> [PROBLEM DETAILS] Please rewrite the lines below, beginning at the line that contains "780, 485, 796]" and stopping after the line that contains "881, 313, 896]", with "反应过程" replaced by "反应进程" and everything else left unchanged.

━━━━━━━━

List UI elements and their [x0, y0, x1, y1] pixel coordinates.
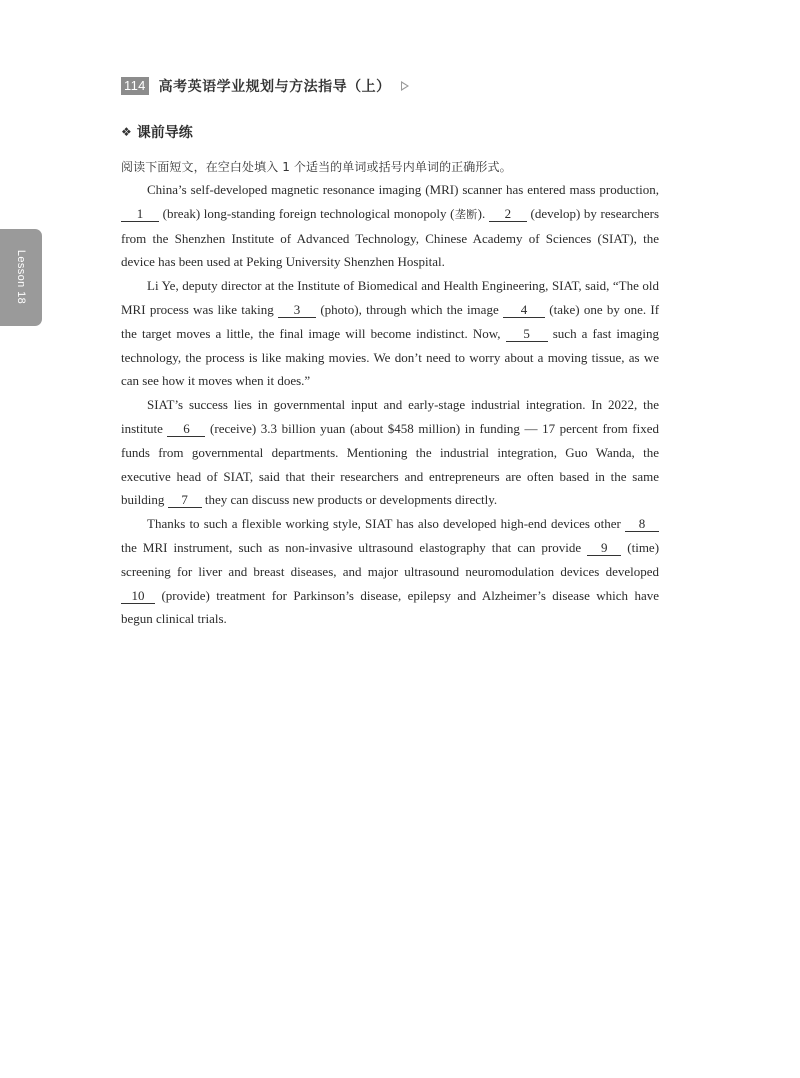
- passage-text: (photo), through which the image: [320, 301, 499, 317]
- passage-text: (develop) by researchers from the Shenzhen Institute of Advanced Technology, Chinese Academy of Sciences (SIAT), the device has been used at Peking University Shenzhen Hospital.: [121, 205, 660, 270]
- passage-text: China’s self-developed magnetic resonance imaging (MRI) scanner has entered mass production,: [147, 182, 659, 197]
- paragraph-3: [121, 393, 659, 512]
- passage-text: (provide) treatment for Parkinson’s disease, epilepsy and Alzheimer’s disease which have begun clinical trials.: [121, 587, 660, 627]
- passage-text: ).: [477, 205, 486, 221]
- diamond-bullet-icon: ❖: [121, 125, 132, 139]
- blank-6[interactable]: 6: [167, 421, 205, 437]
- passage-text: (break) long-standing foreign technological monopoly (: [162, 205, 455, 221]
- blank-5[interactable]: 5: [506, 326, 548, 342]
- section-title-text: 课前导练: [136, 125, 193, 141]
- page-header: [121, 76, 409, 96]
- blank-10[interactable]: 10: [121, 588, 155, 604]
- reading-passage: [121, 178, 659, 631]
- passage-text: (receive) 3.3 billion yuan (about $458 million) in funding — 17 percent from fixed funds from governmental departments. Mentioning the industrial integration, Guo Wanda, the executive head of SIAT, said that their researchers and entrepreneurs are often based in the same building: [121, 420, 660, 508]
- blank-1[interactable]: 1: [121, 206, 159, 222]
- passage-text: (take) one by one. If the target moves a little, the final image will become indistinct. Now,: [121, 301, 660, 341]
- page-number: 114: [121, 77, 149, 95]
- passage-text: they can discuss new products or developments directly.: [204, 492, 498, 508]
- passage-text: (time) screening for liver and breast diseases, and major ultrasound neuromodulation devices developed: [121, 539, 660, 579]
- section-title: [121, 122, 193, 142]
- paragraph-4: [121, 512, 659, 631]
- blank-3[interactable]: 3: [278, 302, 316, 318]
- exercise-instruction: 阅读下面短文，在空白处填入 1 个适当的单词或括号内单词的正确形式。: [121, 160, 512, 174]
- blank-2[interactable]: 2: [489, 206, 527, 222]
- blank-9[interactable]: 9: [587, 540, 621, 556]
- passage-text: Thanks to such a flexible working style, SIAT has also developed high-end devices other: [147, 516, 621, 532]
- passage-text: the MRI instrument, such as non-invasive ultrasound elastography that can provide: [121, 539, 582, 555]
- passage-text: such a fast imaging technology, the process is like making movies. We don’t need to worry about a moving tissue, as we can see how it moves when it does.”: [121, 325, 660, 389]
- paragraph-2: [121, 274, 659, 393]
- passage-text: Li Ye, deputy director at the Institute of Biomedical and Health Engineering, SIAT, said, “The old MRI process was like taking: [121, 278, 659, 317]
- lesson-side-tab: [0, 229, 42, 326]
- blank-7[interactable]: 7: [168, 492, 202, 508]
- book-title: 高考英语学业规划与方法指导（上）: [158, 79, 391, 95]
- blank-4[interactable]: 4: [503, 302, 545, 318]
- play-triangle-icon: [401, 81, 409, 91]
- blank-8[interactable]: 8: [625, 516, 659, 532]
- passage-text: SIAT’s success lies in governmental input and early-stage industrial integration. In 2022, the institute: [121, 397, 659, 436]
- lesson-label: Lesson 18: [15, 249, 27, 305]
- paragraph-1: [121, 178, 659, 274]
- chinese-gloss: 垄断: [454, 207, 478, 221]
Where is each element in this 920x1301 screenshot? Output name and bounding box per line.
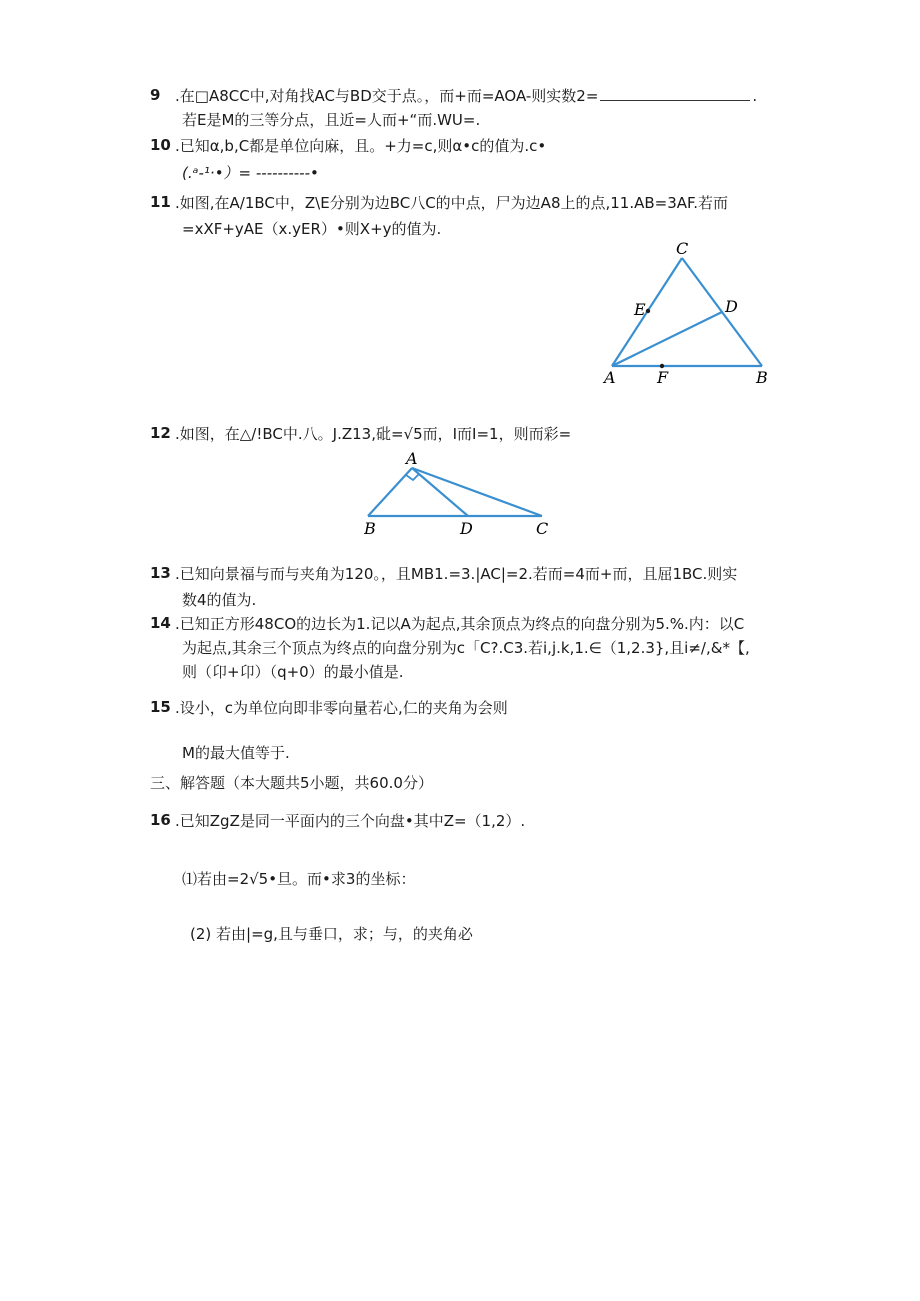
q12-label-d: D [460, 519, 473, 538]
section-3-title: 三、解答题（本大题共5小题，共60.0分） [150, 774, 433, 792]
q15-line-1: .设小，c为单位向即非零向量若心,仁的夹角为会则 [175, 699, 508, 717]
q10-number: 10 [150, 136, 171, 154]
q16-part-2: (2) 若由|=g,且与垂口，求；与，的夹角必 [190, 925, 473, 943]
q12-label-b: B [364, 519, 376, 538]
q11-label-b: B [756, 368, 768, 387]
q13-number: 13 [150, 564, 171, 582]
q12-edge-ac [412, 468, 542, 516]
q16-line-1: .已知ZgZ是同一平面内的三个向盘•其中Z=（1,2）. [175, 812, 526, 830]
q11-label-f: F [657, 368, 669, 387]
q11-label-d: D [725, 297, 738, 316]
q11-line-1: .如图,在A/1BC中，Z\E分别为边BC八C的中点，尸为边A8上的点,11.AB=3AF.若而 [175, 194, 729, 212]
q12-segment-ad [412, 468, 468, 516]
q14-line-1: .已知正方形48CO的边长为1.记以A为起点,其余顶点为终点的向盘分别为5.%.内：以C [175, 615, 745, 633]
q12-right-angle-mark [406, 474, 419, 480]
q14-line-3: 则（卬+卬）（q+0）的最小值是. [182, 663, 404, 681]
q10-line-2: (.ᵃ-¹·•）= ----------• [182, 164, 319, 182]
q12-label-c: C [536, 519, 549, 538]
q13-line-2: 数4的值为. [182, 591, 257, 609]
q14-number: 14 [150, 614, 171, 632]
q12-triangle-figure [364, 448, 554, 540]
q9-number: 9 [150, 86, 161, 104]
q15-line-2: M的最大值等于. [182, 744, 290, 762]
q12-label-a: A [406, 449, 418, 468]
q14-line-2: 为起点,其余三个顶点为终点的向盘分别为c「C?.C3.若i,j.k,1.∈（1,2.3},且i≠/,&*【, [182, 639, 750, 657]
q12-number: 12 [150, 424, 171, 442]
q9-text-b: . [752, 87, 758, 105]
q11-label-a: A [604, 368, 616, 387]
q11-label-c: C [676, 239, 689, 258]
q16-number: 16 [150, 811, 171, 829]
q11-line-2: =xXF+yAE（x.yER）•则X+y的值为. [182, 220, 442, 238]
q11-label-e: E [634, 300, 646, 319]
q12-line-1: .如图，在△/!BC中.八。J.Z13,砒=√5而，I而I=1，则而彩= [175, 425, 572, 443]
q11-point-e [646, 309, 650, 313]
q12-edge-ab [368, 468, 412, 516]
q15-number: 15 [150, 698, 171, 716]
q10-line-1: .已知α,b,C都是单位向麻，且。+力=c,则α•c的值为.c• [175, 137, 547, 155]
q9-text-a: .在□A8CC中,对角找AC与BD交于点。，而+而=AOA-则实数2= [175, 87, 599, 105]
q11-number: 11 [150, 193, 171, 211]
q9-answer-blank [600, 86, 750, 101]
q11-triangle-figure [598, 236, 778, 388]
q13-line-1: .已知向景福与而与夹角为120。，且MB1.=3.|AC|=2.若而=4而+而，且屈1BC.则实 [175, 565, 738, 583]
q9-line-1 [175, 86, 757, 106]
q9-line-2: 若E是M的三等分点，且近=人而+“而.WU=. [182, 111, 481, 129]
q16-part-1: ⑴若由=2√5•旦。而•求3的坐标： [182, 870, 416, 888]
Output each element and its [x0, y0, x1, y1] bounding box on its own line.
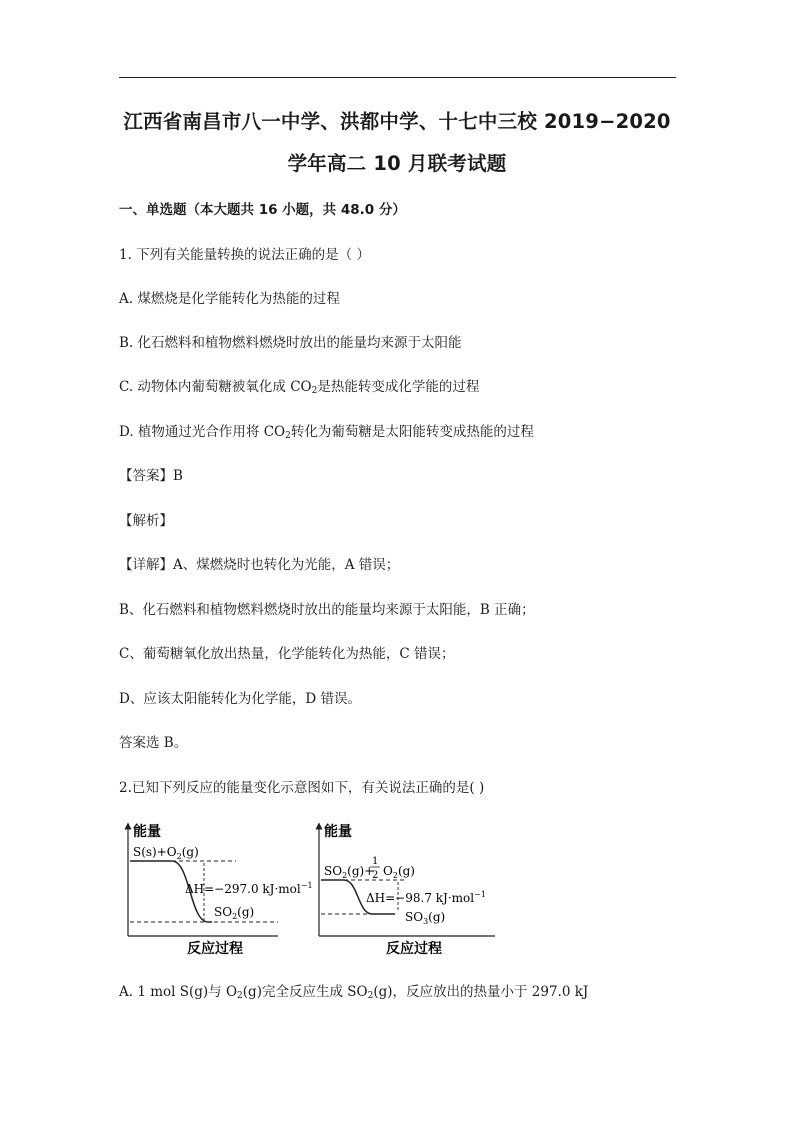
question-2-stem: 2.已知下列反应的能量变化示意图如下，有关说法正确的是( )	[119, 780, 485, 796]
question-1-option-d: D. 植物通过光合作用将 $CO_2$转化为葡萄糖是太阳能转变成热能的过程	[119, 424, 534, 441]
right-y-axis-label: 能量	[324, 824, 352, 840]
right-delta-h-label: ΔH=−98.7 kJ·mol$^{-1}$	[366, 890, 486, 905]
left-product-label: $SO_2(g)$	[214, 905, 255, 921]
right-product-label: $SO_3(g)$	[405, 910, 446, 926]
fraction-numerator: 1	[372, 856, 379, 867]
left-y-axis-label: 能量	[133, 824, 161, 840]
section-heading: 一、单选题（本大题共 16 小题，共 48.0 分）	[119, 202, 406, 218]
question-1-detail-3: C、葡萄糖氧化放出热量，化学能转化为热能，C 错误；	[119, 646, 455, 662]
question-1-detail-1: 【详解】A、煤燃烧时也转化为光能，A 错误；	[119, 557, 400, 573]
question-1-option-c: C. 动物体内葡萄糖被氧化成 $CO_2$是热能转变成化学能的过程	[119, 379, 480, 396]
right-reactant-label-2: $O_2(g)$	[383, 864, 415, 880]
question-1-detail-4: D、应该太阳能转化为化学能，D 错误。	[119, 691, 361, 707]
question-2-option-a: A. 1 mol S(g)与 $O_2(g)$完全反应生成 $SO_2(g)$，反应放出的热量小于 297.0 kJ	[119, 984, 589, 1001]
left-x-axis-label: 反应过程	[187, 941, 243, 957]
question-1-option-a: A. 煤燃烧是化学能转化为热能的过程	[119, 291, 340, 307]
left-reactant-label: $S(s)+O_2(g)$	[133, 845, 199, 861]
left-delta-h-label: ΔH=−297.0 kJ·mol$^{-1}$	[185, 881, 313, 896]
question-1-stem: 1. 下列有关能量转换的说法正确的是（ ）	[119, 247, 370, 263]
question-1-option-b: B. 化石燃料和植物燃料燃烧时放出的能量均来源于太阳能	[119, 335, 462, 351]
left-energy-diagram	[128, 823, 313, 957]
right-energy-diagram	[319, 823, 495, 957]
question-1-detail-2: B、化石燃料和植物燃料燃烧时放出的能量均来源于太阳能，B 正确；	[119, 602, 535, 618]
right-x-axis-label: 反应过程	[386, 941, 442, 957]
question-1-answer: 【答案】B	[119, 468, 183, 484]
right-reactant-label: $SO_2(g)+$	[324, 864, 375, 880]
fraction-denominator: 2	[372, 870, 379, 881]
document-title-line-1: 江西省南昌市八一中学、洪都中学、十七中三校 2019−2020	[123, 110, 671, 133]
question-1-analysis-heading: 【解析】	[119, 513, 173, 529]
question-1-conclusion: 答案选 B。	[119, 735, 188, 751]
document-title-line-2: 学年高二 10 月联考试题	[287, 152, 507, 175]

━━━━━━━━

> [COMPLETE OUTPUT]
question-2-stem: 2.已知下列反应的能量变化示意图如下，有关说法正确的是( )	[119, 780, 485, 796]
question-1-option-d: D. 植物通过光合作用将 $CO_2$转化为葡萄糖是太阳能转变成热能的过程	[119, 424, 534, 441]
right-y-axis-label: 能量	[324, 824, 352, 840]
right-delta-h-label: ΔH=−98.7 kJ·mol$^{-1}$	[366, 890, 486, 905]
left-product-label: $SO_2(g)$	[214, 905, 255, 921]
right-product-label: $SO_3(g)$	[405, 910, 446, 926]
fraction-numerator: 1	[372, 856, 379, 867]
left-y-axis-label: 能量	[133, 824, 161, 840]
section-heading: 一、单选题（本大题共 16 小题，共 48.0 分）	[119, 202, 406, 218]
question-1-detail-3: C、葡萄糖氧化放出热量，化学能转化为热能，C 错误；	[119, 646, 455, 662]
question-1-detail-1: 【详解】A、煤燃烧时也转化为光能，A 错误；	[119, 557, 400, 573]
question-1-option-c: C. 动物体内葡萄糖被氧化成 $CO_2$是热能转变成化学能的过程	[119, 379, 480, 396]
right-reactant-label-2: $O_2(g)$	[383, 864, 415, 880]
question-1-detail-4: D、应该太阳能转化为化学能，D 错误。	[119, 691, 361, 707]
question-2-option-a: A. 1 mol S(g)与 $O_2(g)$完全反应生成 $SO_2(g)$，反应放出的热量小于 297.0 kJ	[119, 984, 589, 1001]
left-x-axis-label: 反应进程	[187, 941, 243, 957]
question-1-option-a: A. 煤燃烧是化学能转化为热能的过程	[119, 291, 340, 307]
left-reactant-label: $S(s)+O_2(g)$	[133, 845, 199, 861]
left-delta-h-label: ΔH=−297.0 kJ·mol$^{-1}$	[185, 881, 313, 896]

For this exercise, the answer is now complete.